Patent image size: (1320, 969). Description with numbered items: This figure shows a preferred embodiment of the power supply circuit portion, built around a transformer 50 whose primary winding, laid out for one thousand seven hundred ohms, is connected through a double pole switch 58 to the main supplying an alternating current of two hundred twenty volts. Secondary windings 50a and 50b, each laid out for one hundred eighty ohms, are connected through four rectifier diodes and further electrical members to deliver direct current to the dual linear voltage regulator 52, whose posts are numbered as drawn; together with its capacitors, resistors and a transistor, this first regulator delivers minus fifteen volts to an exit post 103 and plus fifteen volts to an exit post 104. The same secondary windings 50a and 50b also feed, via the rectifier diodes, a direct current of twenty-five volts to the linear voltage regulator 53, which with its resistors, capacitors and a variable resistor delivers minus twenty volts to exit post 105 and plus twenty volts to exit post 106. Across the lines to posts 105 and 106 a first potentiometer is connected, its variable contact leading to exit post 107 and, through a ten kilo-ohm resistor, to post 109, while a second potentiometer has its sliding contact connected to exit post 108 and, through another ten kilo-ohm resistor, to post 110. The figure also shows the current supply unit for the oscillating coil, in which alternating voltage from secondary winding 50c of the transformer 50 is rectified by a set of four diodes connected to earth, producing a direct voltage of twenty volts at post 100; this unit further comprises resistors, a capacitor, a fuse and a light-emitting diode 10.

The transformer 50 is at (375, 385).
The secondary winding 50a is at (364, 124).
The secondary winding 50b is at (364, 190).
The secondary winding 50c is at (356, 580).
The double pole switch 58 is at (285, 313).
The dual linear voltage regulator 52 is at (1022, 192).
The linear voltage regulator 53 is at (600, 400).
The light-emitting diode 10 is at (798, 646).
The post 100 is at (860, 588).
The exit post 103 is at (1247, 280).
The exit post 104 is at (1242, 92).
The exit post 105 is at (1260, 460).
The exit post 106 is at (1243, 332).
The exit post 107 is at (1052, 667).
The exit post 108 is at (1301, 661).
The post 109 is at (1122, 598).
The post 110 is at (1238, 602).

Directive - Please gather every line in the listing above that contains the word "winding". Uppercase and lowercase count as different.

Task result -
Patent image size: (1320, 969). Description with numbered items: This figure shows a preferred embodiment of the power supply circuit portion, built around a transformer 50 whose primary winding, laid out for one thousand seven hundred ohms, is connected through a double pole switch 58 to the main supplying an alternating current of two hundred twenty volts. Secondary windings 50a and 50b, each laid out for one hundred eighty ohms, are connected through four rectifier diodes and further electrical members to deliver direct current to the dual linear voltage regulator 52, whose posts are numbered as drawn; together with its capacitors, resistors and a transistor, this first regulator delivers minus fifteen volts to an exit post 103 and plus fifteen volts to an exit post 104. The same secondary windings 50a and 50b also feed, via the rectifier diodes, a direct current of twenty-five volts to the linear voltage regulator 53, which with its resistors, capacitors and a variable resistor delivers minus twenty volts to exit post 105 and plus twenty volts to exit post 106. Across the lines to posts 105 and 106 a first potentiometer is connected, its variable contact leading to exit post 107 and, through a ten kilo-ohm resistor, to post 109, while a second potentiometer has its sliding contact connected to exit post 108 and, through another ten kilo-ohm resistor, to post 110. The figure also shows the current supply unit for the oscillating coil, in which alternating voltage from secondary winding 50c of the transformer 50 is rectified by a set of four diodes connected to earth, producing a direct voltage of twenty volts at post 100; this unit further comprises resistors, a capacitor, a fuse and a light-emitting diode 10.
The secondary winding 50a is at (364, 124).
The secondary winding 50b is at (364, 190).
The secondary winding 50c is at (356, 580).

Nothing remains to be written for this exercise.